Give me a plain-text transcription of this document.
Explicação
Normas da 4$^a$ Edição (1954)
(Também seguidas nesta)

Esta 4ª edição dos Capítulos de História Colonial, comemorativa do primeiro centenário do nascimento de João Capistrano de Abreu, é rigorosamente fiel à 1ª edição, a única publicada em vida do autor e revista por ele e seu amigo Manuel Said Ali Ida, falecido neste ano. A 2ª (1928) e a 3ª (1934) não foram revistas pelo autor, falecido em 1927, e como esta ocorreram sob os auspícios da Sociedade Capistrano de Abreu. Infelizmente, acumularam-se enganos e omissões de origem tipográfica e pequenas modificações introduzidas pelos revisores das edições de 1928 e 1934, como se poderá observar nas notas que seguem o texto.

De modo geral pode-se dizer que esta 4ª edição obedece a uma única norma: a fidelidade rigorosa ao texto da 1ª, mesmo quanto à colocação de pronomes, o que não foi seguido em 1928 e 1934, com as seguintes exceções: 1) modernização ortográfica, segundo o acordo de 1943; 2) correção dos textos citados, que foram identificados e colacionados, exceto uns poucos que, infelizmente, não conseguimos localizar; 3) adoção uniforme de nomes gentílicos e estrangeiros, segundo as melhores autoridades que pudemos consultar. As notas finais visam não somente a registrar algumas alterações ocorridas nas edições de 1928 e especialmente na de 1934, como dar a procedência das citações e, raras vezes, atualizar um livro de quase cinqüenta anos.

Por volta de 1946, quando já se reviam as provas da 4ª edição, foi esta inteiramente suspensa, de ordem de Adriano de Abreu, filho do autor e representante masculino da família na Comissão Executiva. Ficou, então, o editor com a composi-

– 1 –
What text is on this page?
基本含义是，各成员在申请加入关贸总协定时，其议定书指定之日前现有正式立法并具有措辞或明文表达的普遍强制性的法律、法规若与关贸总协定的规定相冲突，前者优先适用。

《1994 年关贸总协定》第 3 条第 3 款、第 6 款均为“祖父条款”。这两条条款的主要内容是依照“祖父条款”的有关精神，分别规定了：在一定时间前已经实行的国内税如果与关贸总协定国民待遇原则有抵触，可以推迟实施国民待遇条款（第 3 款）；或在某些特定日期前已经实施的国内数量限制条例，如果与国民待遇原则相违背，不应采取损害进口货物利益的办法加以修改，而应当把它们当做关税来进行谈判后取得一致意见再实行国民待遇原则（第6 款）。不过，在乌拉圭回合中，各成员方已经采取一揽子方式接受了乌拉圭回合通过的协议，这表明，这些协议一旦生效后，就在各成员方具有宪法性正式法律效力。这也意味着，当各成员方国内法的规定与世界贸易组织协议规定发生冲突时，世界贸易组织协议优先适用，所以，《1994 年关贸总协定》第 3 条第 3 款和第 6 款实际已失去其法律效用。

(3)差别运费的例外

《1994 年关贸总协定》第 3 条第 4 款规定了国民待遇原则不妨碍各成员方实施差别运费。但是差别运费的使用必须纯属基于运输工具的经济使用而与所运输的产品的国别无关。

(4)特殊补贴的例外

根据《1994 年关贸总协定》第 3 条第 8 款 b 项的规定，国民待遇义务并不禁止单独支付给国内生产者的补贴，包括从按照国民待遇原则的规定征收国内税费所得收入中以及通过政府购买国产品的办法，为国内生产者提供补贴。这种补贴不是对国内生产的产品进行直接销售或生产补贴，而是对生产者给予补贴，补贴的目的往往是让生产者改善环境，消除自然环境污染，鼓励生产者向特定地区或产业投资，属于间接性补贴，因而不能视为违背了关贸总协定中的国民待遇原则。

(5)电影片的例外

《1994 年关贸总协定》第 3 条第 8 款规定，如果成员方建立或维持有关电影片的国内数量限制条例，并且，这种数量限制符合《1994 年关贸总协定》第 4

- STATED EXERCISE
Make a copy of each line that contains the string "this".

- FULL ANSWER
Give me a plain-text transcription of this document.
What text is on this page?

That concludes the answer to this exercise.